| WHAT IS NEEDED |
Gather the lines from the material that contain "value".
:: INPUT ::
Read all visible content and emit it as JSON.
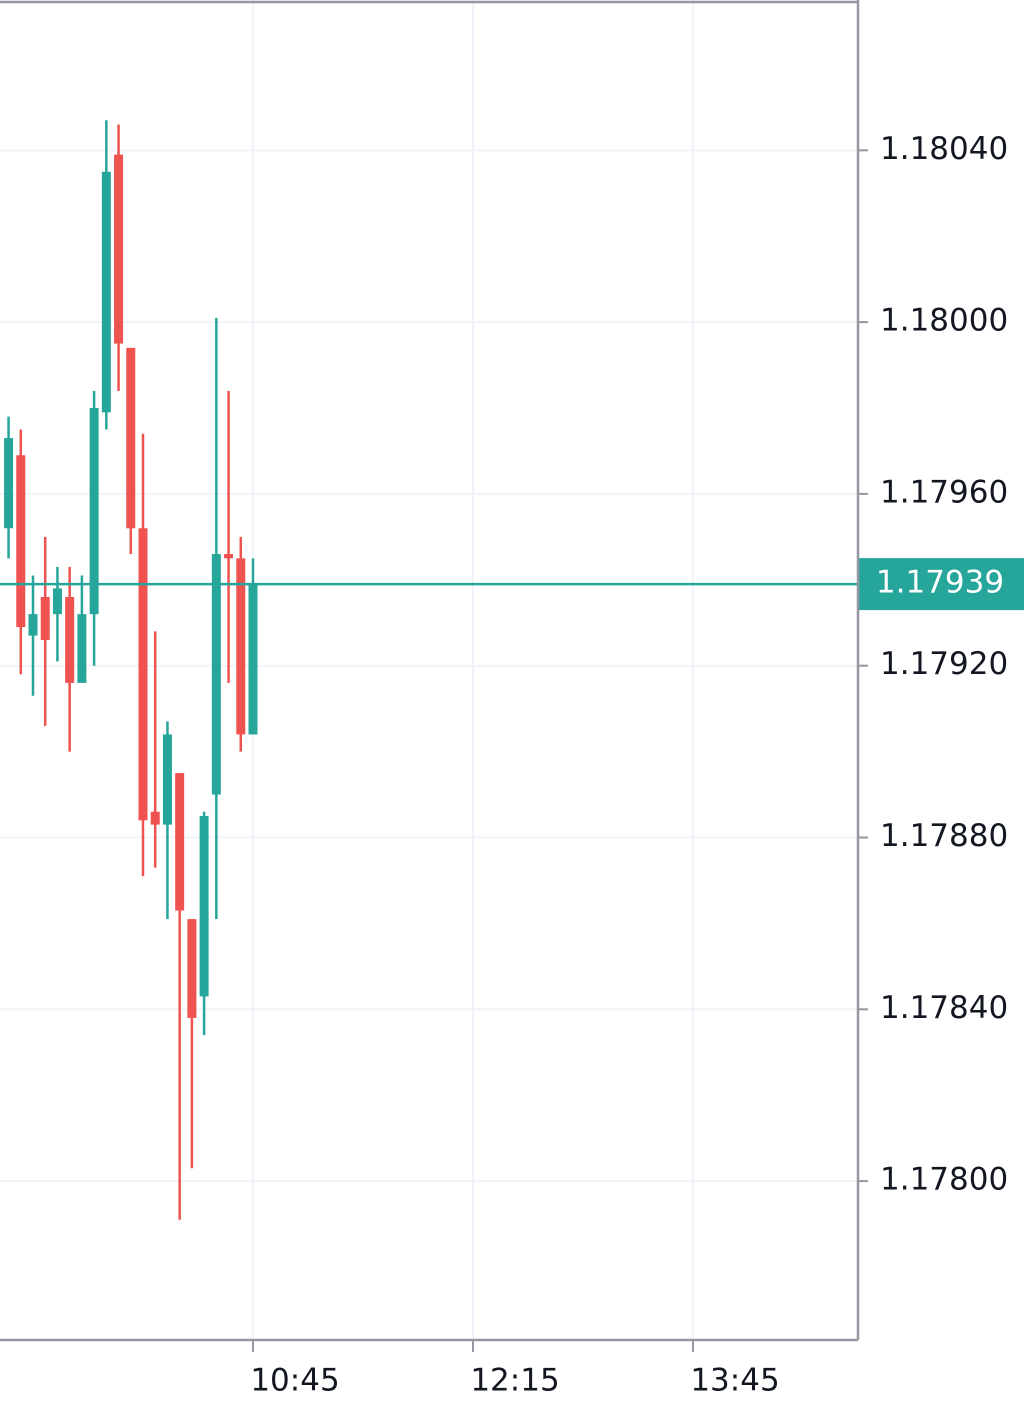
{
  "chart_data": {
    "type": "candlestick",
    "x": [
      545,
      550,
      555,
      560,
      565,
      570,
      575,
      580,
      585,
      590,
      595,
      600,
      605,
      610,
      615,
      620,
      625,
      630,
      635,
      640,
      645
    ],
    "open": [
      1.17952,
      1.17969,
      1.17927,
      1.17936,
      1.17932,
      1.17936,
      1.17916,
      1.17932,
      1.17979,
      1.18039,
      1.17994,
      1.17952,
      1.17886,
      1.17883,
      1.17895,
      1.17861,
      1.17843,
      1.1789,
      1.17946,
      1.17945,
      1.17904
    ],
    "high": [
      1.17978,
      1.17975,
      1.17941,
      1.1795,
      1.17943,
      1.17943,
      1.17941,
      1.17984,
      1.18047,
      1.18046,
      1.17994,
      1.17974,
      1.17928,
      1.17907,
      1.17895,
      1.17861,
      1.17886,
      1.18001,
      1.17984,
      1.1795,
      1.17945
    ],
    "low": [
      1.17945,
      1.17918,
      1.17913,
      1.17906,
      1.17921,
      1.179,
      1.17916,
      1.1792,
      1.17975,
      1.17984,
      1.17946,
      1.17871,
      1.17873,
      1.17861,
      1.17791,
      1.17803,
      1.17834,
      1.17861,
      1.17916,
      1.179,
      1.17904
    ],
    "close": [
      1.17973,
      1.17929,
      1.17932,
      1.17926,
      1.17938,
      1.17916,
      1.17932,
      1.1798,
      1.18035,
      1.17995,
      1.17952,
      1.17884,
      1.17883,
      1.17904,
      1.17863,
      1.17838,
      1.17885,
      1.17946,
      1.17945,
      1.17904,
      1.17939
    ],
    "up_color": "#26a69a",
    "down_color": "#ef5350",
    "last_price": 1.17939,
    "xlim": [
      541.5,
      892.5
    ],
    "xticks": [
      {
        "value": 645,
        "label": "10:45"
      },
      {
        "value": 735,
        "label": "12:15"
      },
      {
        "value": 825,
        "label": "13:45"
      }
    ],
    "ylim": [
      1.17763,
      1.18075
    ],
    "yticks": [
      {
        "value": 1.178,
        "label": "1.17800"
      },
      {
        "value": 1.1784,
        "label": "1.17840"
      },
      {
        "value": 1.1788,
        "label": "1.17880"
      },
      {
        "value": 1.1792,
        "label": "1.17920"
      },
      {
        "value": 1.1796,
        "label": "1.17960"
      },
      {
        "value": 1.18,
        "label": "1.18000"
      },
      {
        "value": 1.1804,
        "label": "1.18040"
      }
    ],
    "grid": true
  }
}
:::
| REPLY |
        "value": 645,
        "value": 735,
        "value": 825,
        "value": 1.178,
        "value": 1.1784,
        "value": 1.1788,
        "value": 1.1792,
        "value": 1.1796,
        "value": 1.18,
        "value": 1.1804,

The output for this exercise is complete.